- REQUIREMENTS
Reproduce all of the data exactly, with no line skipped.

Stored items
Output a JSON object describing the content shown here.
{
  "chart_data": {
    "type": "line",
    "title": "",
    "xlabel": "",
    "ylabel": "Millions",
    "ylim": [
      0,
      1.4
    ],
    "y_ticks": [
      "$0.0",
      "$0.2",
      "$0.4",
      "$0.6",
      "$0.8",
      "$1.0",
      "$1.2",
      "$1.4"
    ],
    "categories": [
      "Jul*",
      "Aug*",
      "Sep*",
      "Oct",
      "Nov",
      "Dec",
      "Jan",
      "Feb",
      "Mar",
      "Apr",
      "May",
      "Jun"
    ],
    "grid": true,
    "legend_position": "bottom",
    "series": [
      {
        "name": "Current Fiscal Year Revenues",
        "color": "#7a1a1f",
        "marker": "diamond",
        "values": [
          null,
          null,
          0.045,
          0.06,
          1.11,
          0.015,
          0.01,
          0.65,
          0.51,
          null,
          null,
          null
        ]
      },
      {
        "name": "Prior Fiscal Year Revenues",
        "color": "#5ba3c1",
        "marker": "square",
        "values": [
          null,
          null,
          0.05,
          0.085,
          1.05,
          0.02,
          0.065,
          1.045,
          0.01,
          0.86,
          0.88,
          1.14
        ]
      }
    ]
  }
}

- TASK ANSWER
Output a JSON object describing the content shown here.
{
  "chart_data": {
    "type": "line",
    "title": "",
    "xlabel": "",
    "ylabel": "Millions",
    "ylim": [
      0,
      1.4
    ],
    "y_ticks": [
      "$0.0",
      "$0.2",
      "$0.4",
      "$0.6",
      "$0.8",
      "$1.0",
      "$1.2",
      "$1.4"
    ],
    "categories": [
      "Jul*",
      "Aug*",
      "Sep*",
      "Oct",
      "Nov",
      "Dec",
      "Jan",
      "Feb",
      "Mar",
      "Apr",
      "May",
      "Jun"
    ],
    "grid": true,
    "legend_position": "bottom",
    "series": [
      {
        "name": "Current Fiscal Year Revenues",
        "color": "#7a1a1f",
        "marker": "diamond",
        "values": [
          null,
          null,
          0.045,
          0.06,
          1.11,
          0.015,
          0.01,
          0.65,
          0.51,
          null,
          null,
          null
        ]
      },
      {
        "name": "Prior Fiscal Year Revenues",
        "color": "#5ba3c1",
        "marker": "square",
        "values": [
          null,
          null,
          0.05,
          0.085,
          1.05,
          0.02,
          0.065,
          1.045,
          0.01,
          0.86,
          0.88,
          1.14
        ]
      }
    ]
  }
}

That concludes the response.